### Given exercise
Transcribe the records below exactly, leaving out any pictures.

Extracted records

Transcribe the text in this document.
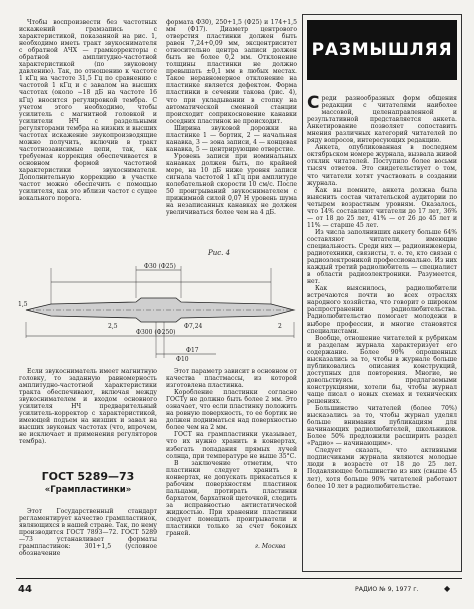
РАЗМЫШЛЯЯ

Чтобы воспроизвести без частотных искажений грамзапись с характеристикой, показанной на рис. 1, необходимо иметь тракт звукоснимателя с обратной АЧХ — грамкорректоры с обратной амплитудно-частотной характеристикой (по звуковому давлению). Так, по отношению к частоте 1 кГц на частоте 31,5 Гц по сравнению с частотой 1 кГц и с завалом на высших частотах (около −18 дБ на частоте 16 кГц) вносится регулировкой тембра. С учетом этого необходимо, чтобы усилитель с магнитной головкой и усилители НЧ с раздельными регуляторами тембра на низких и высших частотах искажение звукопроизводящие можно получить, включив в тракт частотнозависимые цепи, так, как требуемая коррекция обеспечивается в основном формой частотной характеристики звукоснимателя. Дополнительную коррекцию в участке частот можно обеспечить с помощью усилителя, как это вблизи частот с сущее вокального порога.

формата Ф30), 250+1,5 (Ф25) и 174+1,5 мм (Ф17). Диаметр центрового отверстия пластинки должен быть равен 7,24+0,09 мм, эксцентриситет относительно центра записи должен быть не более 0,2 мм. Отклонение толщины пластинки не должно превышать ±0,1 мм в любых местах. Такое неравномерное отклонение на пластинке является дефектом. Форма пластинки в сечении такова (рис. 4), что при укладывании в стопку на автоматической сменной станции происходит соприкосновение канавки соседних пластинок не происходит.

Ширина звуковой дорожки на пластинке 1 — бортик, 2 — начальная канавка, 3 — зона записи, 4 — концевая канавка, 5 — центрирующие отверстие.

Уровень записи при номинальных канавках должен быть, по крайней мере, на 10 дБ ниже уровня записи сигнала частотой 1 кГц при амплитуде колебательной скорости 10 см/с. После 50 проигрываний звукоснимателем с прижимной силой 0,07 Н уровень шума на незаписанных канавках не должен увеличиваться более чем на 4 дБ.

Рис. 4
Ф30 (Ф25)
Ф300 (Ф250)
Ф17
Ф7,24
Ф10
2,5
1,5
2

Если звукосниматель имеет магнитную головку, то заданную равномерность амплитудно-частотной характеристики тракта обеспечивают, включая между звукоснимателем и входом основного усилителя НЧ предварительный усилитель-корректор с характеристикой, имеющей подъем на низших и завал на высших звуковых частотах (что, впрочем, не исключает и применения регуляторов тембра).

ГОСТ 5289—73
«Грампластинки»

Этот Государственный стандарт регламентирует качество грампластинок, являющихся в нашей стране. Так, по нему производится ГОСТ 7893—72. ГОСТ 5289—73 устанавливает форматы грампластинок: 301+1,5 (условное обозначение

Этот параметр зависит в основном от качества пластмассы, из которой изготовлена пластинка.

Коробление пластинки согласно ГОСТу не должно быть более 2 мм. Это означает, что если пластинку положить на ровную поверхность, то ее бортик не должен подниматься над поверхностью более чем на 2 мм.

ГОСТ на грампластинки указывает, что их нужно хранить в конвертах, избегать попадания прямых лучей солнца, при температуре не выше 35°С.

В заключение отметим, что пластинки следует хранить в конвертах, не допускать прикасаться к рабочим поверхностям пластинок пальцами, протирать пластинки бархатом, бархатной щеточкой, следить за исправностью антистатической жидкостью. При хранении пластинки следует помещать проигрыватели и пластинки только за счет боковых граней.

г. Москва

Среди разнообразных форм общения редакции с читателями наиболее массовой, целенаправленной и результативной представляется анкета. Анкетирование позволяет сопоставить мнения различных категорий читателей по ряду вопросов, интересующих редакцию.

Анкета, опубликованная в последнем октябрьском номере журнала, вызвала живой отклик читателей. Поступило более восьми тысяч ответов. Это свидетельствует о том, что читатели хотят участвовать в создании журнала.

Как вы помните, анкета должна была выяснить состав читательской аудитории по четырем возрастным уровням. Оказалось, что 14% составляют читатели до 17 лет, 36% — от 18 до 25 лет, 41% — от 26 до 45 лет и 11% — старше 45 лет.

Из числа заполнивших анкету больше 64% составляют читатели, имеющие специальность. Среди них — радиоинженеры, радиотехники, связисты, т. е. те, кто связан с радиоэлектроникой профессионально. Из них каждый третий радиолюбитель — специалист в области радиоэлектроники. Разумеется, нет.

Как выяснилось, радиолюбители встречаются почти во всех отраслях народного хозяйства, что говорит о широком распространении радиолюбительства. Радиолюбительство помогает молодежи в выборе профессии, и многие становятся специалистами.

Вообще, отношение читателей к рубрикам и разделам журнала характеризует его содержание. Более 90% опрошенных высказались за то, чтобы в журнале больше публиковались описания конструкций, доступных для повторения. Многие, не довольствуясь предлагаемыми конструкциями, хотели бы, чтобы журнал чаще писал о новых схемах и технических решениях.

Большинство читателей (более 70%) высказались за то, чтобы журнал уделял больше внимания публикациям для начинающих радиолюбителей, школьников. Более 50% предложили расширить раздел «Радио» — начинающим».

Следует сказать, что активными подписчиками журнала являются молодые люди в возрасте от 18 до 25 лет. Подавляющее большинство из них (свыше 45 лет), хотя больше 90% читателей работают более 10 лет в радиолюбительстве.

44	РАДИО № 9, 1977 г.	◆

### Solution to this task
Transcribe the text in this document.
РАЗМЫШЛЯЯ

Чтобы воспроизвести без частотных искажений грамзапись с характеристикой, показанной на рис. 1, необходимо иметь тракт звукоснимателя с обратной АЧХ — грамкорректоры с обратной амплитудно-частотной характеристикой (по звуковому давлению). Так, по отношению к частоте 1 кГц на частоте 31,5 Гц по сравнению с частотой 1 кГц и с завалом на высших частотах (около −18 дБ на частоте 16 кГц) вносится регулировкой тембра. С учетом этого необходимо, чтобы усилитель с магнитной головкой и усилители НЧ с раздельными регуляторами тембра на низких и высших частотах искажение звукопроизводящие можно получить, включив в тракт частотнозависимые цепи, так, как требуемая коррекция обеспечивается в основном формой частотной характеристики звукоснимателя. Дополнительную коррекцию в участке частот можно обеспечить с помощью усилителя, как это вблизи частот с сущее вокального порога.

формата Ф30), 250+1,5 (Ф25) и 174+1,5 мм (Ф17). Диаметр центрового отверстия пластинки должен быть равен 7,24+0,09 мм, эксцентриситет относительно центра записи должен быть не более 0,2 мм. Отклонение толщины пластинки не должно превышать ±0,1 мм в любых местах. Такое неравномерное отклонение на пластинке является дефектом. Форма пластинки в сечении такова (рис. 4), что при укладывании в стопку на автоматической сменной станции происходит соприкосновение канавки соседних пластинок не происходит.

Ширина звуковой дорожки на пластинке 1 — бортик, 2 — начальная канавка, 3 — зона записи, 4 — концевая канавка, 5 — центрирующие отверстие.

Уровень записи при номинальных канавках должен быть, по крайней мере, на 10 дБ ниже уровня записи сигнала частотой 1 кГц при амплитуде колебательной скорости 10 см/с. После 50 проигрываний звукоснимателем с прижимной силой 0,07 Н уровень шума на незаписанных канавках не должен увеличиваться более чем на 4 дБ.

Рис. 4
Ф30 (Ф25)
Ф300 (Ф250)
Ф17
Ф7,24
Ф10
2,5
1,5
2

Если звукосниматель имеет магнитную головку, то заданную равномерность амплитудно-частотной характеристики тракта обеспечивают, включая между звукоснимателем и входом основного усилителя НЧ предварительный усилитель-корректор с характеристикой, имеющей подъем на низших и завал на высших звуковых частотах (что, впрочем, не исключает и применения регуляторов тембра).

ГОСТ 5289—73
«Грампластинки»

Этот Государственный стандарт регламентирует качество грампластинок, являющихся в нашей стране. Так, по нему производится ГОСТ 7893—72. ГОСТ 5289—73 устанавливает форматы грампластинок: 301+1,5 (условное обозначение

Этот параметр зависит в основном от качества пластмассы, из которой изготовлена пластинка.

Коробление пластинки согласно ГОСТу не должно быть более 2 мм. Это означает, что если пластинку положить на ровную поверхность, то ее бортик не должен подниматься над поверхностью более чем на 2 мм.

ГОСТ на грампластинки указывает, что их нужно хранить в конвертах, избегать попадания прямых лучей солнца, при температуре не выше 35°С.

В заключение отметим, что пластинки следует хранить в конвертах, не допускать прикасаться к рабочим поверхностям пластинок пальцами, протирать пластинки бархатом, бархатной щеточкой, следить за исправностью антистатической жидкостью. При хранении пластинки следует помещать проигрыватели и пластинки только за счет боковых граней.

г. Москва

Среди разнообразных форм общения редакции с читателями наиболее массовой, целенаправленной и результативной представляется анкета. Анкетирование позволяет сопоставить мнения различных категорий читателей по ряду вопросов, интересующих редакцию.

Анкета, опубликованная в последнем октябрьском номере журнала, вызвала живой отклик читателей. Поступило более восьми тысяч ответов. Это свидетельствует о том, что читатели хотят участвовать в создании журнала.

Как вы помните, анкета должна была выяснить состав читательской аудитории по четырем возрастным уровням. Оказалось, что 14% составляют читатели до 17 лет, 36% — от 18 до 25 лет, 41% — от 26 до 45 лет и 11% — старше 45 лет.

Из числа заполнивших анкету больше 64% составляют читатели, имеющие специальность. Среди них — радиоинженеры, радиотехники, связисты, т. е. те, кто связан с радиоэлектроникой профессионально. Из них каждый третий радиолюбитель — специалист в области радиоэлектроники. Разумеется, нет.

Как выяснилось, радиолюбители встречаются почти во всех отраслях народного хозяйства, что говорит о широком распространении радиолюбительства. Радиолюбительство помогает молодежи в выборе профессии, и многие становятся специалистами.

Вообще, отношение читателей к рубрикам и разделам журнала характеризует его содержание. Более 90% опрошенных высказались за то, чтобы в журнале больше публиковались описания конструкций, доступных для повторения. Многие, не довольствуясь предлагаемыми конструкциями, хотели бы, чтобы журнал чаще писал о новых схемах и технических решениях.

Большинство читателей (более 70%) высказались за то, чтобы журнал уделял больше внимания публикациям для начинающих радиолюбителей, школьников. Более 50% предложили расширить раздел «Радио» — начинающим».

Следует сказать, что активными подписчиками журнала являются молодые люди в возрасте от 18 до 25 лет. Подавляющее большинство из них (свыше 45 лет), хотя больше 90% читателей работают более 10 лет в радиолюбительстве.

44	РАДИО № 9, 1977 г.	◆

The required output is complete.